* START Task data *

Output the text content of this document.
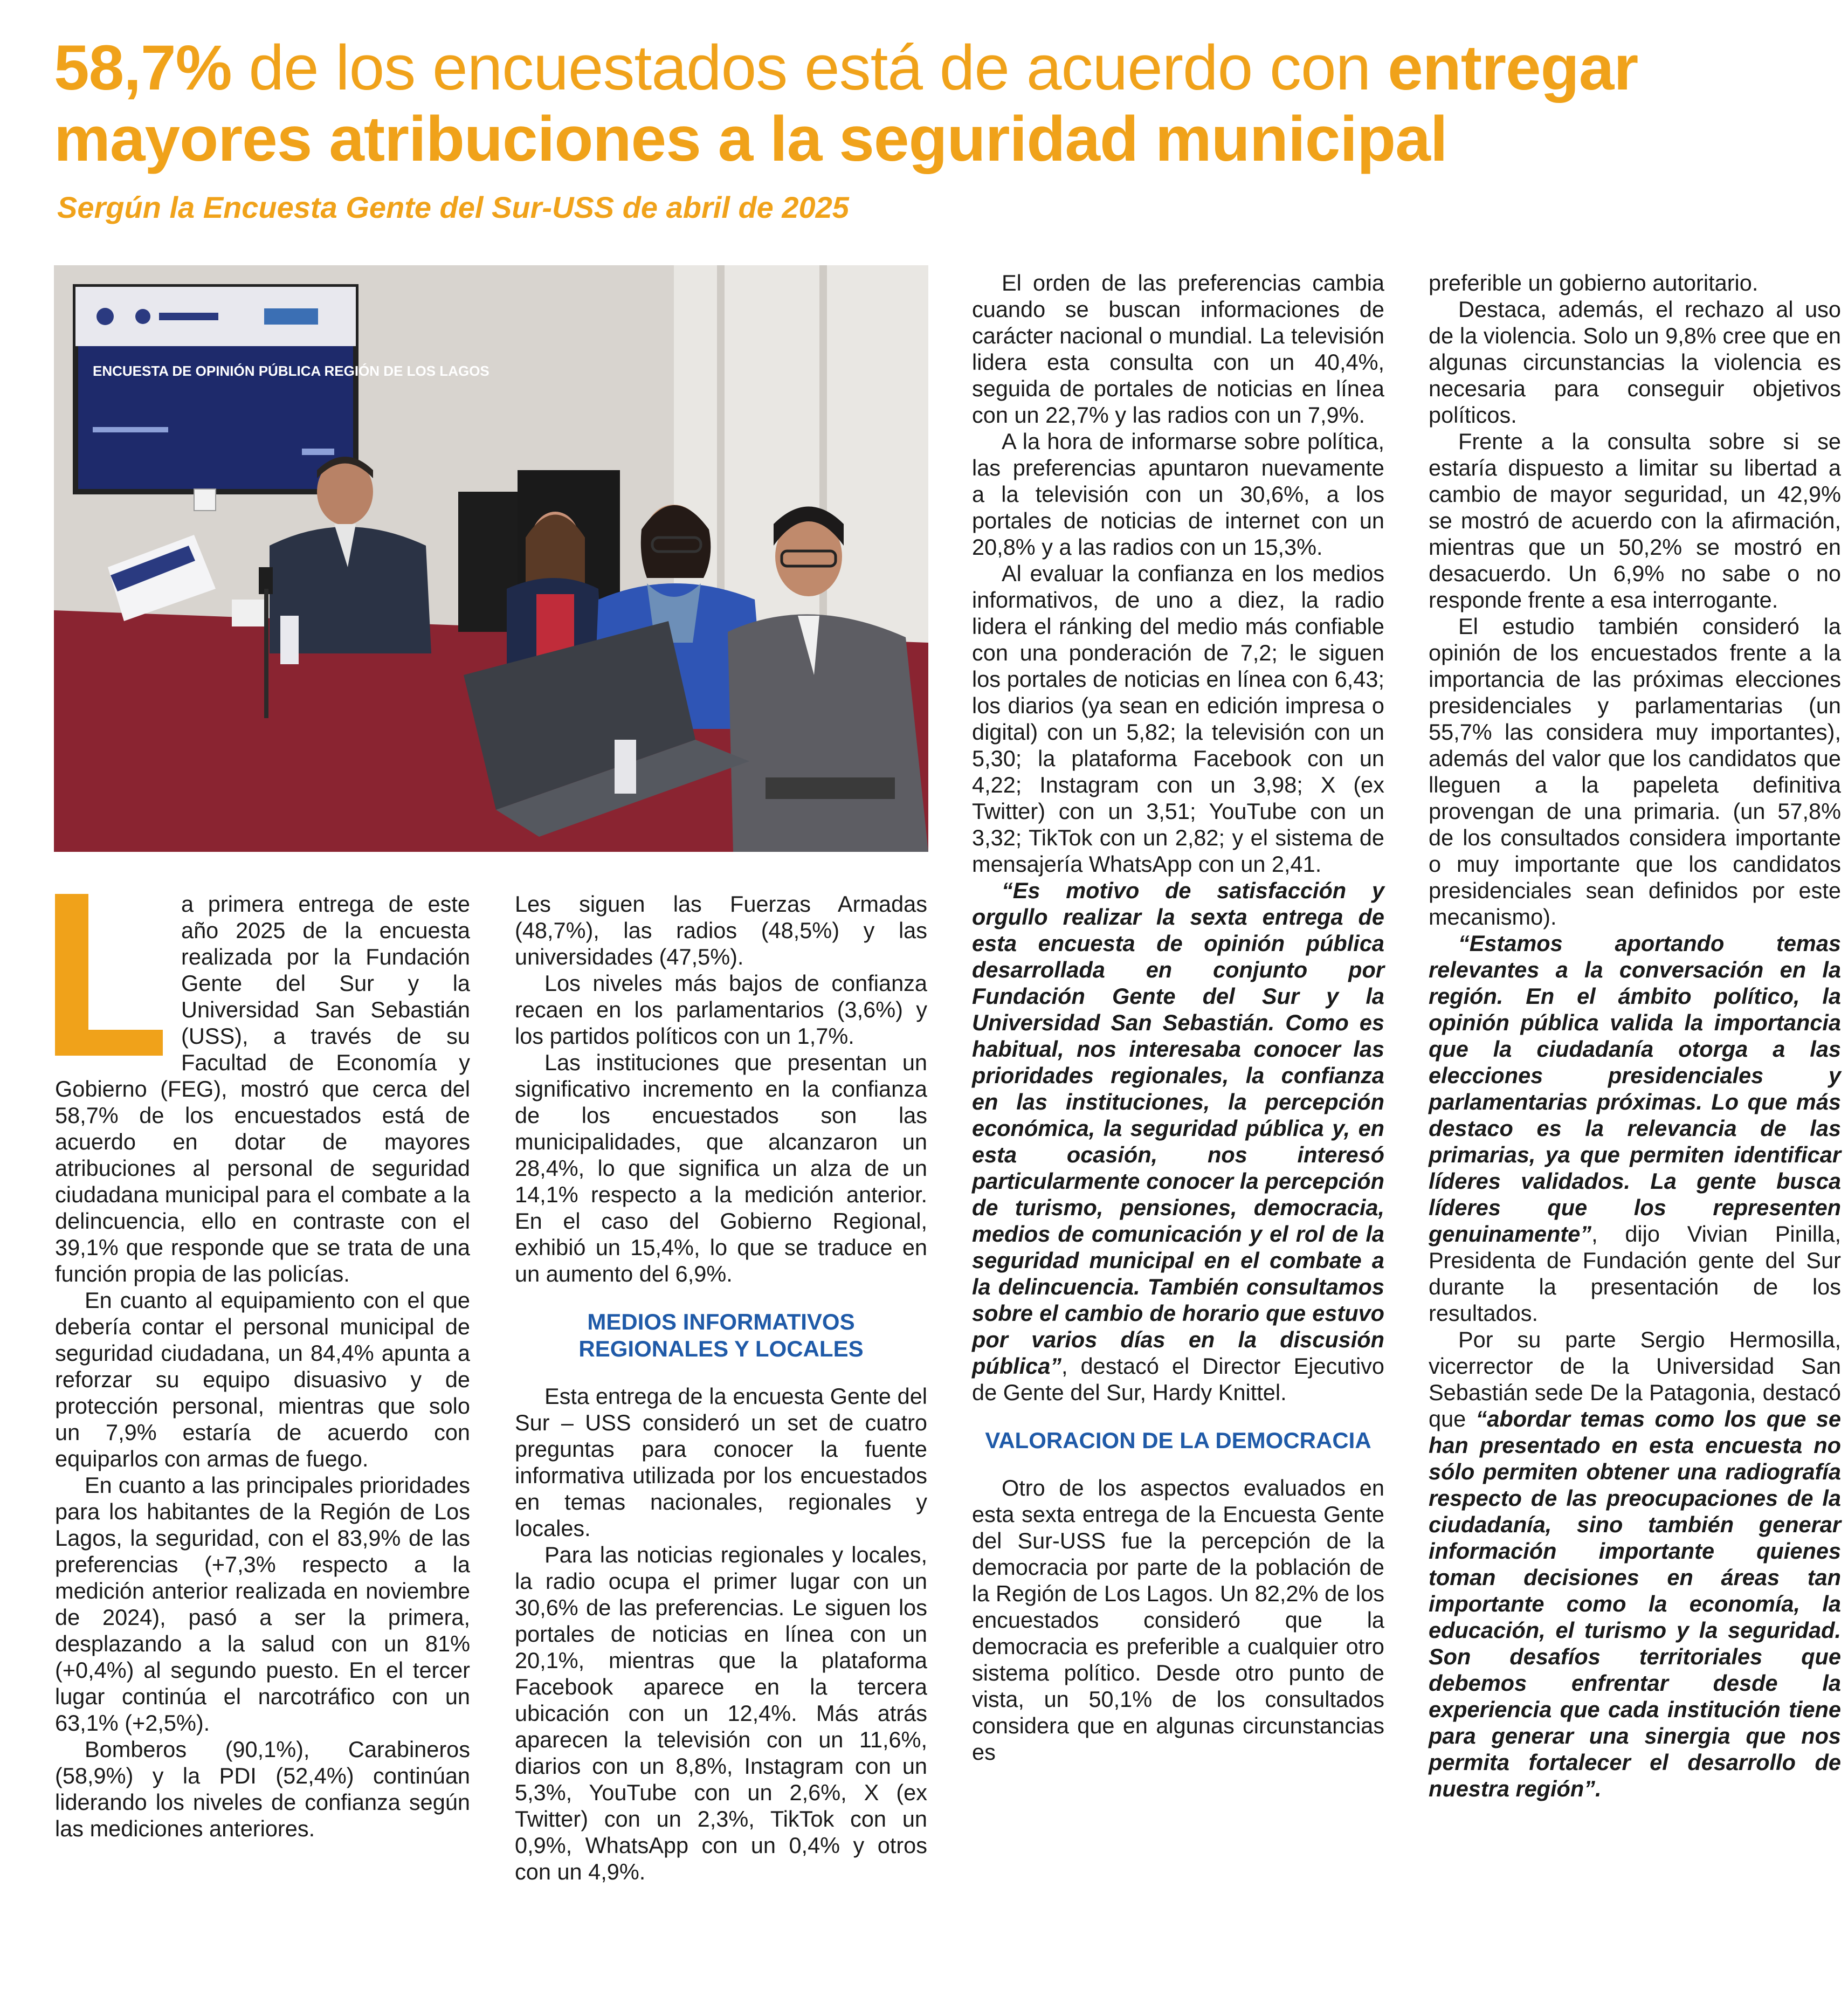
58,7% de los encuestados está de acuerdo con entregar mayores atribuciones a la seguridad municipal
Sergún la Encuesta Gente del Sur-USS de abril de 2025
ENCUESTA DE OPINIÓN PÚBLICA REGIÓN DE LOS LAGOS

a primera entrega de este año 2025 de la encuesta realizada por la Fundación Gente del Sur y la Universidad San Sebastián (USS), a través de su Facultad de Economía y Gobierno (FEG), mostró que cerca del 58,7% de los encuestados está de acuerdo en dotar de mayores atribuciones al personal de seguridad ciudadana municipal para el combate a la delincuencia, ello en contraste con el 39,1% que responde que se trata de una función propia de las policías.

En cuanto al equipamiento con el que debería contar el personal municipal de seguridad ciudadana, un 84,4% apunta a reforzar su equipo disuasivo y de protección personal, mientras que solo un 7,9% estaría de acuerdo con equiparlos con armas de fuego.

En cuanto a las principales prioridades para los habitantes de la Región de Los Lagos, la seguridad, con el 83,9% de las preferencias (+7,3% respecto a la medición anterior realizada en noviembre de 2024), pasó a ser la primera, desplazando a la salud con un 81% (+0,4%) al segundo puesto. En el tercer lugar continúa el narcotráfico con un 63,1% (+2,5%).

Bomberos (90,1%), Carabineros (58,9%) y la PDI (52,4%) continúan liderando los niveles de confianza según las mediciones anteriores.

Les siguen las Fuerzas Armadas (48,7%), las radios (48,5%) y las universidades (47,5%).

Los niveles más bajos de confianza recaen en los parlamentarios (3,6%) y los partidos políticos con un 1,7%.

Las instituciones que presentan un significativo incremento en la confianza de los encuestados son las municipalidades, que alcanzaron un 28,4%, lo que significa un alza de un 14,1% respecto a la medición anterior. En el caso del Gobierno Regional, exhibió un 15,4%, lo que se traduce en un aumento del 6,9%.

MEDIOS INFORMATIVOS REGIONALES Y LOCALES

Esta entrega de la encuesta Gente del Sur – USS consideró un set de cuatro preguntas para conocer la fuente informativa utilizada por los encuestados en temas nacionales, regionales y locales.

Para las noticias regionales y locales, la radio ocupa el primer lugar con un 30,6% de las preferencias. Le siguen los portales de noticias en línea con un 20,1%, mientras que la plataforma Facebook aparece en la tercera ubicación con un 12,4%. Más atrás aparecen la televisión con un 11,6%, diarios con un 8,8%, Instagram con un 5,3%, YouTube con un 2,6%, X (ex Twitter) con un 2,3%, TikTok con un 0,9%, WhatsApp con un 0,4% y otros con un 4,9%.

El orden de las preferencias cambia cuando se buscan informaciones de carácter nacional o mundial. La televisión lidera esta consulta con un 40,4%, seguida de portales de noticias en línea con un 22,7% y las radios con un 7,9%.

A la hora de informarse sobre política, las preferencias apuntaron nuevamente a la televisión con un 30,6%, a los portales de noticias de internet con un 20,8% y a las radios con un 15,3%.

Al evaluar la confianza en los medios informativos, de uno a diez, la radio lidera el ránking del medio más confiable con una ponderación de 7,2; le siguen los portales de noticias en línea con 6,43; los diarios (ya sean en edición impresa o digital) con un 5,82; la televisión con un 5,30; la plataforma Facebook con un 4,22; Instagram con un 3,98; X (ex Twitter) con un 3,51; YouTube con un 3,32; TikTok con un 2,82; y el sistema de mensajería WhatsApp con un 2,41.

“Es motivo de satisfacción y orgullo realizar la sexta entrega de esta encuesta de opinión pública desarrollada en conjunto por Fundación Gente del Sur y la Universidad San Sebastián. Como es habitual, nos interesaba conocer las prioridades regionales, la confianza en las instituciones, la percepción económica, la seguridad pública y, en esta ocasión, nos interesó particularmente conocer la percepción de turismo, pensiones, democracia, medios de comunicación y el rol de la seguridad municipal en el combate a la delincuencia. También consultamos sobre el cambio de horario que estuvo por varios días en la discusión pública”, destacó el Director Ejecutivo de Gente del Sur, Hardy Knittel.

VALORACION DE LA DEMOCRACIA

Otro de los aspectos evaluados en esta sexta entrega de la Encuesta Gente del Sur-USS fue la percepción de la democracia por parte de la población de la Región de Los Lagos. Un 82,2% de los encuestados consideró que la democracia es preferible a cualquier otro sistema político. Desde otro punto de vista, un 50,1% de los consultados considera que en algunas circunstancias es

preferible un gobierno autoritario.

Destaca, además, el rechazo al uso de la violencia. Solo un 9,8% cree que en algunas circunstancias la violencia es necesaria para conseguir objetivos políticos.

Frente a la consulta sobre si se estaría dispuesto a limitar su libertad a cambio de mayor seguridad, un 42,9% se mostró de acuerdo con la afirmación, mientras que un 50,2% se mostró en desacuerdo. Un 6,9% no sabe o no responde frente a esa interrogante.

El estudio también consideró la opinión de los encuestados frente a la importancia de las próximas elecciones presidenciales y parlamentarias (un 55,7% las considera muy importantes), además del valor que los candidatos que lleguen a la papeleta definitiva provengan de una primaria. (un 57,8% de los consultados considera importante o muy importante que los candidatos presidenciales sean definidos por este mecanismo).

“Estamos aportando temas relevantes a la conversación en la región. En el ámbito político, la opinión pública valida la importancia que la ciudadanía otorga a las elecciones presidenciales y parlamentarias próximas. Lo que más destaco es la relevancia de las primarias, ya que permiten identificar líderes validados. La gente busca líderes que los representen genuinamente”, dijo Vivian Pinilla, Presidenta de Fundación gente del Sur durante la presentación de los resultados.

Por su parte Sergio Hermosilla, vicerrector de la Universidad San Sebastián sede De la Patagonia, destacó que “abordar temas como los que se han presentado en esta encuesta no sólo permiten obtener una radiografía respecto de las preocupaciones de la ciudadanía, sino también generar información importante quienes toman decisiones en áreas tan importante como la economía, la educación, el turismo y la seguridad. Son desafíos territoriales que debemos enfrentar desde la experiencia que cada institución tiene para generar una sinergia que nos permita fortalecer el desarrollo de nuestra región”.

* END Task data *

• _Exercise objective_
Copy each line in full and exactly, omitting any picture.

• _The solution_
Output the text content of this document.
58,7% de los encuestados está de acuerdo con entregar mayores atribuciones a la seguridad municipal
Sergún la Encuesta Gente del Sur-USS de abril de 2025
ENCUESTA DE OPINIÓN PÚBLICA REGIÓN DE LOS LAGOS

a primera entrega de este año 2025 de la encuesta realizada por la Fundación Gente del Sur y la Universidad San Sebastián (USS), a través de su Facultad de Economía y Gobierno (FEG), mostró que cerca del 58,7% de los encuestados está de acuerdo en dotar de mayores atribuciones al personal de seguridad ciudadana municipal para el combate a la delincuencia, ello en contraste con el 39,1% que responde que se trata de una función propia de las policías.

En cuanto al equipamiento con el que debería contar el personal municipal de seguridad ciudadana, un 84,4% apunta a reforzar su equipo disuasivo y de protección personal, mientras que solo un 7,9% estaría de acuerdo con equiparlos con armas de fuego.

En cuanto a las principales prioridades para los habitantes de la Región de Los Lagos, la seguridad, con el 83,9% de las preferencias (+7,3% respecto a la medición anterior realizada en noviembre de 2024), pasó a ser la primera, desplazando a la salud con un 81% (+0,4%) al segundo puesto. En el tercer lugar continúa el narcotráfico con un 63,1% (+2,5%).

Bomberos (90,1%), Carabineros (58,9%) y la PDI (52,4%) continúan liderando los niveles de confianza según las mediciones anteriores.

Les siguen las Fuerzas Armadas (48,7%), las radios (48,5%) y las universidades (47,5%).

Los niveles más bajos de confianza recaen en los parlamentarios (3,6%) y los partidos políticos con un 1,7%.

Las instituciones que presentan un significativo incremento en la confianza de los encuestados son las municipalidades, que alcanzaron un 28,4%, lo que significa un alza de un 14,1% respecto a la medición anterior. En el caso del Gobierno Regional, exhibió un 15,4%, lo que se traduce en un aumento del 6,9%.

MEDIOS INFORMATIVOS REGIONALES Y LOCALES

Esta entrega de la encuesta Gente del Sur – USS consideró un set de cuatro preguntas para conocer la fuente informativa utilizada por los encuestados en temas nacionales, regionales y locales.

Para las noticias regionales y locales, la radio ocupa el primer lugar con un 30,6% de las preferencias. Le siguen los portales de noticias en línea con un 20,1%, mientras que la plataforma Facebook aparece en la tercera ubicación con un 12,4%. Más atrás aparecen la televisión con un 11,6%, diarios con un 8,8%, Instagram con un 5,3%, YouTube con un 2,6%, X (ex Twitter) con un 2,3%, TikTok con un 0,9%, WhatsApp con un 0,4% y otros con un 4,9%.

El orden de las preferencias cambia cuando se buscan informaciones de carácter nacional o mundial. La televisión lidera esta consulta con un 40,4%, seguida de portales de noticias en línea con un 22,7% y las radios con un 7,9%.

A la hora de informarse sobre política, las preferencias apuntaron nuevamente a la televisión con un 30,6%, a los portales de noticias de internet con un 20,8% y a las radios con un 15,3%.

Al evaluar la confianza en los medios informativos, de uno a diez, la radio lidera el ránking del medio más confiable con una ponderación de 7,2; le siguen los portales de noticias en línea con 6,43; los diarios (ya sean en edición impresa o digital) con un 5,82; la televisión con un 5,30; la plataforma Facebook con un 4,22; Instagram con un 3,98; X (ex Twitter) con un 3,51; YouTube con un 3,32; TikTok con un 2,82; y el sistema de mensajería WhatsApp con un 2,41.

“Es motivo de satisfacción y orgullo realizar la sexta entrega de esta encuesta de opinión pública desarrollada en conjunto por Fundación Gente del Sur y la Universidad San Sebastián. Como es habitual, nos interesaba conocer las prioridades regionales, la confianza en las instituciones, la percepción económica, la seguridad pública y, en esta ocasión, nos interesó particularmente conocer la percepción de turismo, pensiones, democracia, medios de comunicación y el rol de la seguridad municipal en el combate a la delincuencia. También consultamos sobre el cambio de horario que estuvo por varios días en la discusión pública”, destacó el Director Ejecutivo de Gente del Sur, Hardy Knittel.

VALORACION DE LA DEMOCRACIA

Otro de los aspectos evaluados en esta sexta entrega de la Encuesta Gente del Sur-USS fue la percepción de la democracia por parte de la población de la Región de Los Lagos. Un 82,2% de los encuestados consideró que la democracia es preferible a cualquier otro sistema político. Desde otro punto de vista, un 50,1% de los consultados considera que en algunas circunstancias es

preferible un gobierno autoritario.

Destaca, además, el rechazo al uso de la violencia. Solo un 9,8% cree que en algunas circunstancias la violencia es necesaria para conseguir objetivos políticos.

Frente a la consulta sobre si se estaría dispuesto a limitar su libertad a cambio de mayor seguridad, un 42,9% se mostró de acuerdo con la afirmación, mientras que un 50,2% se mostró en desacuerdo. Un 6,9% no sabe o no responde frente a esa interrogante.

El estudio también consideró la opinión de los encuestados frente a la importancia de las próximas elecciones presidenciales y parlamentarias (un 55,7% las considera muy importantes), además del valor que los candidatos que lleguen a la papeleta definitiva provengan de una primaria. (un 57,8% de los consultados considera importante o muy importante que los candidatos presidenciales sean definidos por este mecanismo).

“Estamos aportando temas relevantes a la conversación en la región. En el ámbito político, la opinión pública valida la importancia que la ciudadanía otorga a las elecciones presidenciales y parlamentarias próximas. Lo que más destaco es la relevancia de las primarias, ya que permiten identificar líderes validados. La gente busca líderes que los representen genuinamente”, dijo Vivian Pinilla, Presidenta de Fundación gente del Sur durante la presentación de los resultados.

Por su parte Sergio Hermosilla, vicerrector de la Universidad San Sebastián sede De la Patagonia, destacó que “abordar temas como los que se han presentado en esta encuesta no sólo permiten obtener una radiografía respecto de las preocupaciones de la ciudadanía, sino también generar información importante quienes toman decisiones en áreas tan importante como la economía, la educación, el turismo y la seguridad. Son desafíos territoriales que debemos enfrentar desde la experiencia que cada institución tiene para generar una sinergia que nos permita fortalecer el desarrollo de nuestra región”.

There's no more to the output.